→ **Your task**:
Each entry below should be written out exactly as it is, with no pictures.

** begin Provided data **

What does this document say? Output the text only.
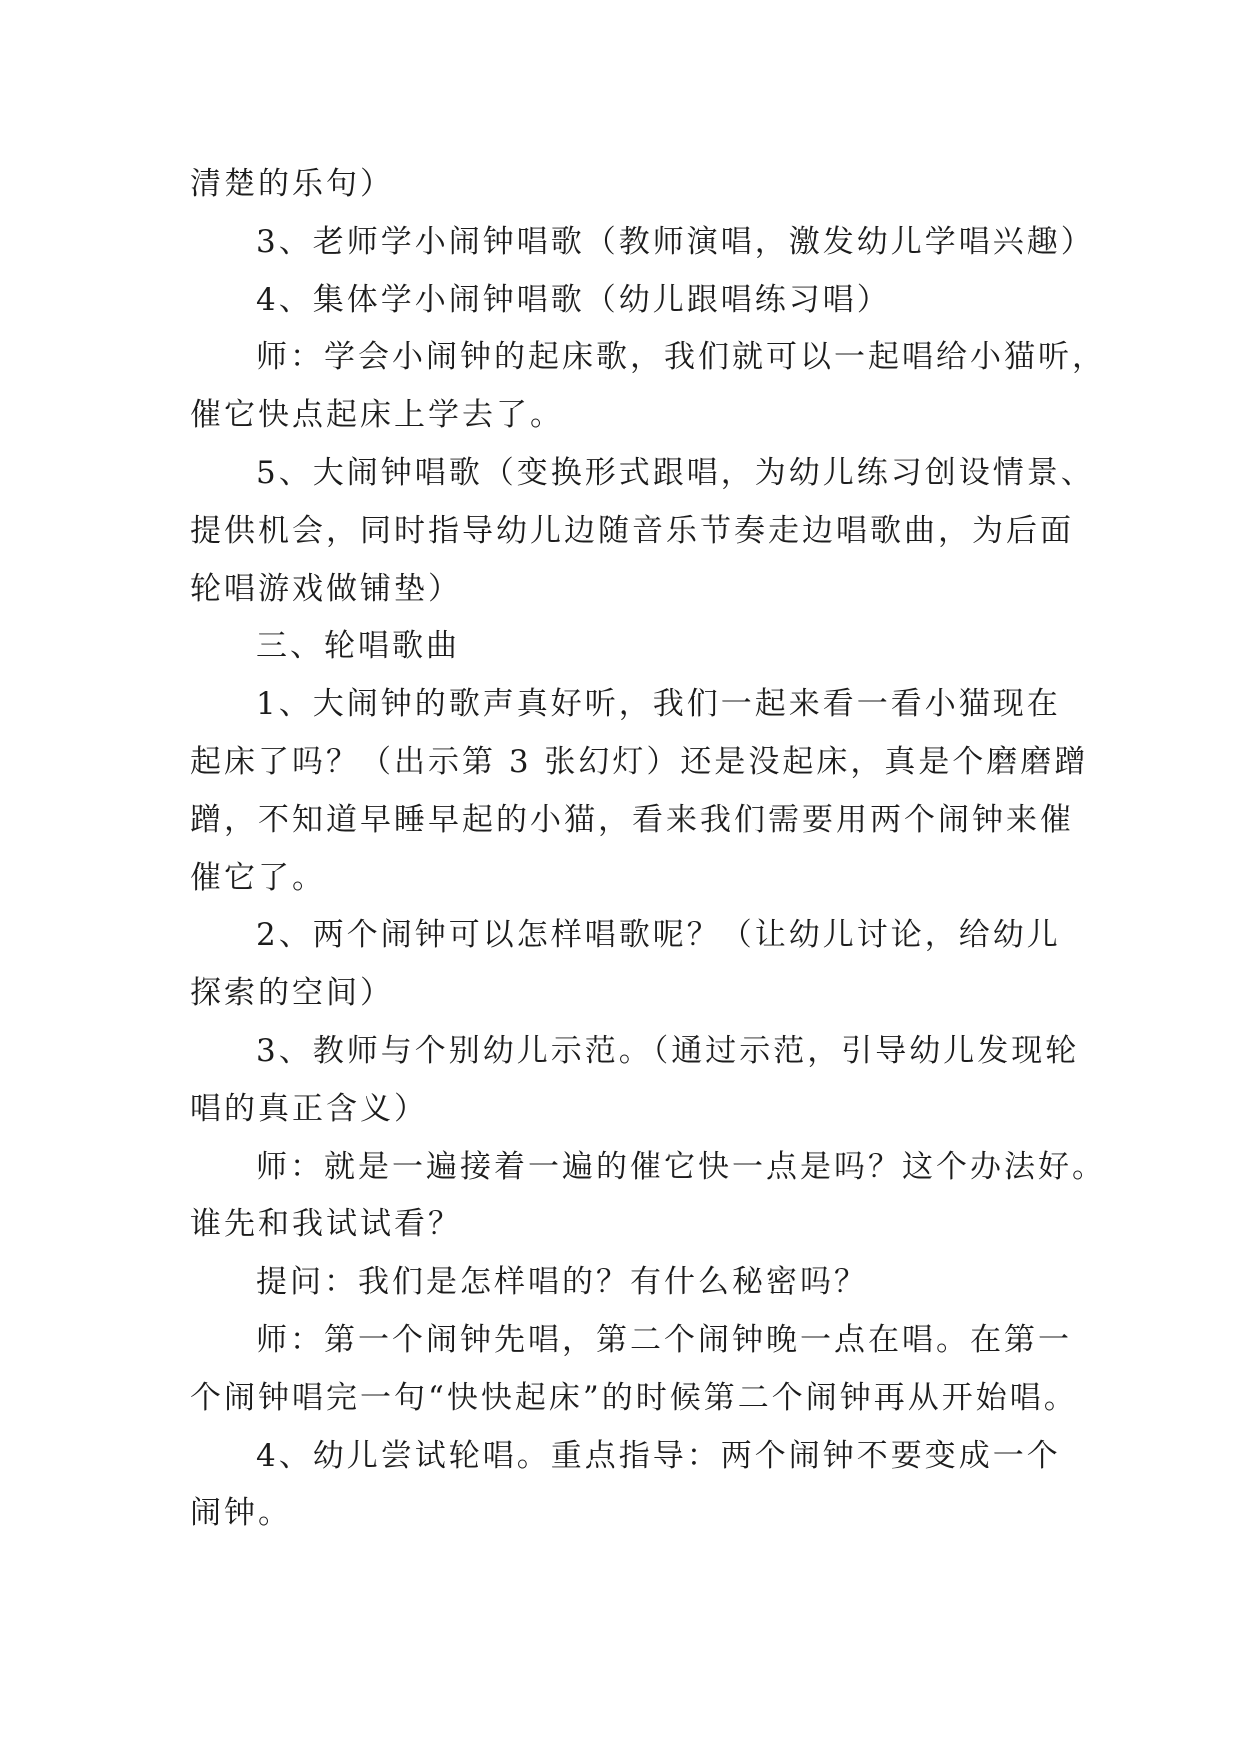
清楚的乐句）
3、老师学小闹钟唱歌（教师演唱，激发幼儿学唱兴趣）
4、集体学小闹钟唱歌（幼儿跟唱练习唱）
师：学会小闹钟的起床歌，我们就可以一起唱给小猫听，
催它快点起床上学去了。
5、大闹钟唱歌（变换形式跟唱，为幼儿练习创设情景、
提供机会，同时指导幼儿边随音乐节奏走边唱歌曲，为后面
轮唱游戏做铺垫）
三、轮唱歌曲
1、大闹钟的歌声真好听，我们一起来看一看小猫现在
起床了吗？（出示第 3 张幻灯）还是没起床，真是个磨磨蹭
蹭，不知道早睡早起的小猫，看来我们需要用两个闹钟来催
催它了。
2、两个闹钟可以怎样唱歌呢？（让幼儿讨论，给幼儿
探索的空间）
3、教师与个别幼儿示范。（通过示范，引导幼儿发现轮
唱的真正含义）
师：就是一遍接着一遍的催它快一点是吗？这个办法好。
谁先和我试试看？
提问：我们是怎样唱的？有什么秘密吗？
师：第一个闹钟先唱，第二个闹钟晚一点在唱。在第一
个闹钟唱完一句“快快起床”的时候第二个闹钟再从开始唱。
4、幼儿尝试轮唱。重点指导：两个闹钟不要变成一个
闹钟。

** end Provided data **

→ **Task answer**:
What does this document say? Output the text only.
清楚的乐句）
3、老师学小闹钟唱歌（教师演唱，激发幼儿学唱兴趣）
4、集体学小闹钟唱歌（幼儿跟唱练习唱）
师：学会小闹钟的起床歌，我们就可以一起唱给小猫听，
催它快点起床上学去了。
5、大闹钟唱歌（变换形式跟唱，为幼儿练习创设情景、
提供机会，同时指导幼儿边随音乐节奏走边唱歌曲，为后面
轮唱游戏做铺垫）
三、轮唱歌曲
1、大闹钟的歌声真好听，我们一起来看一看小猫现在
起床了吗？（出示第 3 张幻灯）还是没起床，真是个磨磨蹭
蹭，不知道早睡早起的小猫，看来我们需要用两个闹钟来催
催它了。
2、两个闹钟可以怎样唱歌呢？（让幼儿讨论，给幼儿
探索的空间）
3、教师与个别幼儿示范。（通过示范，引导幼儿发现轮
唱的真正含义）
师：就是一遍接着一遍的催它快一点是吗？这个办法好。
谁先和我试试看？
提问：我们是怎样唱的？有什么秘密吗？
师：第一个闹钟先唱，第二个闹钟晚一点在唱。在第一
个闹钟唱完一句“快快起床”的时候第二个闹钟再从开始唱。
4、幼儿尝试轮唱。重点指导：两个闹钟不要变成一个
闹钟。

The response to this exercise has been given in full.